*TASK DESCRIPTION*
Copy every entry word for word. Skip the pictures.

*Stored records*
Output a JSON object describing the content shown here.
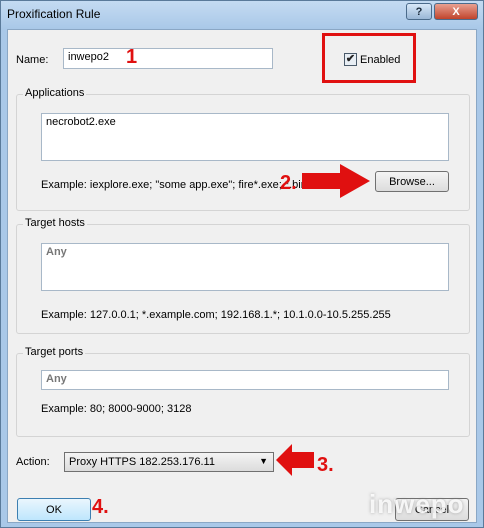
{
  "window": {
    "title": "Proxification Rule",
    "help_button": "?",
    "close_button": "X"
  },
  "name": {
    "label": "Name:",
    "value": "inwepo2"
  },
  "enabled": {
    "label": "Enabled",
    "checked": true
  },
  "applications": {
    "group_title": "Applications",
    "value": "necrobot2.exe",
    "example": "Example: iexplore.exe; \"some app.exe\"; fire*.exe; *.bin",
    "browse_button": "Browse..."
  },
  "target_hosts": {
    "group_title": "Target hosts",
    "value": "Any",
    "example": "Example: 127.0.0.1; *.example.com; 192.168.1.*; 10.1.0.0-10.5.255.255"
  },
  "target_ports": {
    "group_title": "Target ports",
    "value": "Any",
    "example": "Example: 80; 8000-9000; 3128"
  },
  "action": {
    "label": "Action:",
    "selected": "Proxy HTTPS 182.253.176.11"
  },
  "buttons": {
    "ok": "OK",
    "cancel": "Cancel"
  },
  "annotations": {
    "step1": "1",
    "step2": "2.",
    "step3": "3.",
    "step4": "4.",
    "color": "#e01010"
  },
  "watermark": "inwepo"
}
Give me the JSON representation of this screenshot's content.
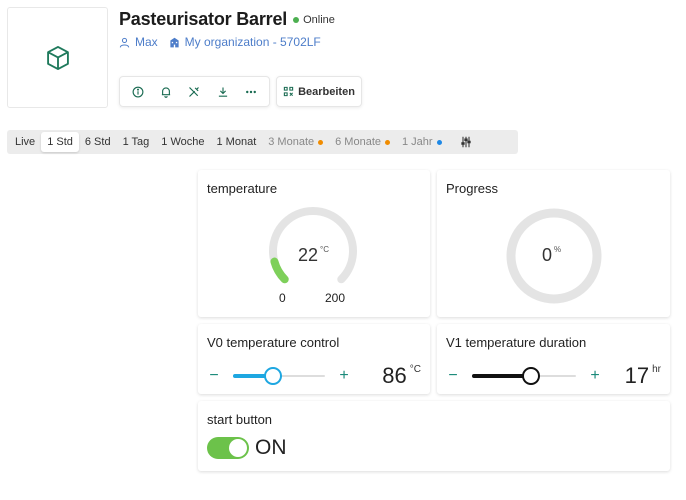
{
  "device": {
    "title": "Pasteurisator Barrel",
    "status": "Online",
    "status_color": "#4caf50",
    "thumbnail_icon": "cube-icon",
    "user": "Max",
    "organization": "My organization - 5702LF"
  },
  "actions": {
    "icons": [
      "info-icon",
      "bell-icon",
      "tools-icon",
      "download-icon",
      "more-icon"
    ],
    "edit_label": "Bearbeiten"
  },
  "time_range": {
    "selected": "1 Std",
    "items": [
      {
        "label": "Live",
        "dim": false,
        "dot": ""
      },
      {
        "label": "1 Std",
        "dim": false,
        "dot": ""
      },
      {
        "label": "6 Std",
        "dim": false,
        "dot": ""
      },
      {
        "label": "1 Tag",
        "dim": false,
        "dot": ""
      },
      {
        "label": "1 Woche",
        "dim": false,
        "dot": ""
      },
      {
        "label": "1 Monat",
        "dim": false,
        "dot": ""
      },
      {
        "label": "3 Monate",
        "dim": true,
        "dot": "#f08c00"
      },
      {
        "label": "6 Monate",
        "dim": true,
        "dot": "#f08c00"
      },
      {
        "label": "1 Jahr",
        "dim": true,
        "dot": "#1e88e5"
      }
    ]
  },
  "widgets": {
    "temperature": {
      "title": "temperature",
      "value": "22",
      "unit": "°C",
      "min": "0",
      "max": "200",
      "fraction": 0.11,
      "color": "#7ed05a"
    },
    "progress": {
      "title": "Progress",
      "value": "0",
      "unit": "%",
      "fraction": 0
    },
    "v0": {
      "title": "V0 temperature control",
      "minus": "−",
      "plus": "+",
      "value": "86",
      "unit": "°C",
      "fraction": 0.43,
      "color": "#1ea7e1"
    },
    "v1": {
      "title": "V1 temperature duration",
      "minus": "−",
      "plus": "+",
      "value": "17",
      "unit": "hr",
      "fraction": 0.57,
      "color": "#111111"
    },
    "start": {
      "title": "start button",
      "state": "ON",
      "on": true,
      "color": "#6cc24a"
    }
  }
}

*COMPLETE OUTPUT*
Output a JSON object describing the content shown here.
{
  "window": {
    "title": "Proxification Rule",
    "help_button": "?",
    "close_button": "X"
  },
  "name": {
    "label": "Name:",
    "value": "inwepo2"
  },
  "enabled": {
    "label": "Enabled",
    "checked": true
  },
  "applications": {
    "group_title": "Applications",
    "value": "necrobot2.exe",
    "example": "Example: iexplore.exe; \"some app.exe\"; fire*.exe; *.bin",
    "browse_button": "Browse..."
  },
  "target_hosts": {
    "group_title": "Target hosts",
    "value": "Any",
    "example": "Example: 127.0.0.1; *.example.com; 192.168.1.*; 10.1.0.0-10.5.255.255"
  },
  "target_ports": {
    "group_title": "Target ports",
    "value": "Any",
    "example": "Example: 80; 8000-9000; 3128"
  },
  "action": {
    "label": "Action:",
    "selected": "Proxy HTTPS 182.253.176.11"
  },
  "buttons": {
    "ok": "OK",
    "cancel": "Cancel"
  },
  "annotations": {
    "step1": "1",
    "step2": "2.",
    "step3": "3.",
    "step4": "4.",
    "color": "#e01010"
  },
  "watermark": "inwepo"
}
Give me the JSON representation of this screenshot's content.
{
  "device": {
    "title": "Pasteurisator Barrel",
    "status": "Online",
    "status_color": "#4caf50",
    "thumbnail_icon": "cube-icon",
    "user": "Max",
    "organization": "My organization - 5702LF"
  },
  "actions": {
    "icons": [
      "info-icon",
      "bell-icon",
      "tools-icon",
      "download-icon",
      "more-icon"
    ],
    "edit_label": "Bearbeiten"
  },
  "time_range": {
    "selected": "1 Std",
    "items": [
      {
        "label": "Live",
        "dim": false,
        "dot": ""
      },
      {
        "label": "1 Std",
        "dim": false,
        "dot": ""
      },
      {
        "label": "6 Std",
        "dim": false,
        "dot": ""
      },
      {
        "label": "1 Tag",
        "dim": false,
        "dot": ""
      },
      {
        "label": "1 Woche",
        "dim": false,
        "dot": ""
      },
      {
        "label": "1 Monat",
        "dim": false,
        "dot": ""
      },
      {
        "label": "3 Monate",
        "dim": true,
        "dot": "#f08c00"
      },
      {
        "label": "6 Monate",
        "dim": true,
        "dot": "#f08c00"
      },
      {
        "label": "1 Jahr",
        "dim": true,
        "dot": "#1e88e5"
      }
    ]
  },
  "widgets": {
    "temperature": {
      "title": "temperature",
      "value": "22",
      "unit": "°C",
      "min": "0",
      "max": "200",
      "fraction": 0.11,
      "color": "#7ed05a"
    },
    "progress": {
      "title": "Progress",
      "value": "0",
      "unit": "%",
      "fraction": 0
    },
    "v0": {
      "title": "V0 temperature control",
      "minus": "−",
      "plus": "+",
      "value": "86",
      "unit": "°C",
      "fraction": 0.43,
      "color": "#1ea7e1"
    },
    "v1": {
      "title": "V1 temperature duration",
      "minus": "−",
      "plus": "+",
      "value": "17",
      "unit": "hr",
      "fraction": 0.57,
      "color": "#111111"
    },
    "start": {
      "title": "start button",
      "state": "ON",
      "on": true,
      "color": "#6cc24a"
    }
  }
}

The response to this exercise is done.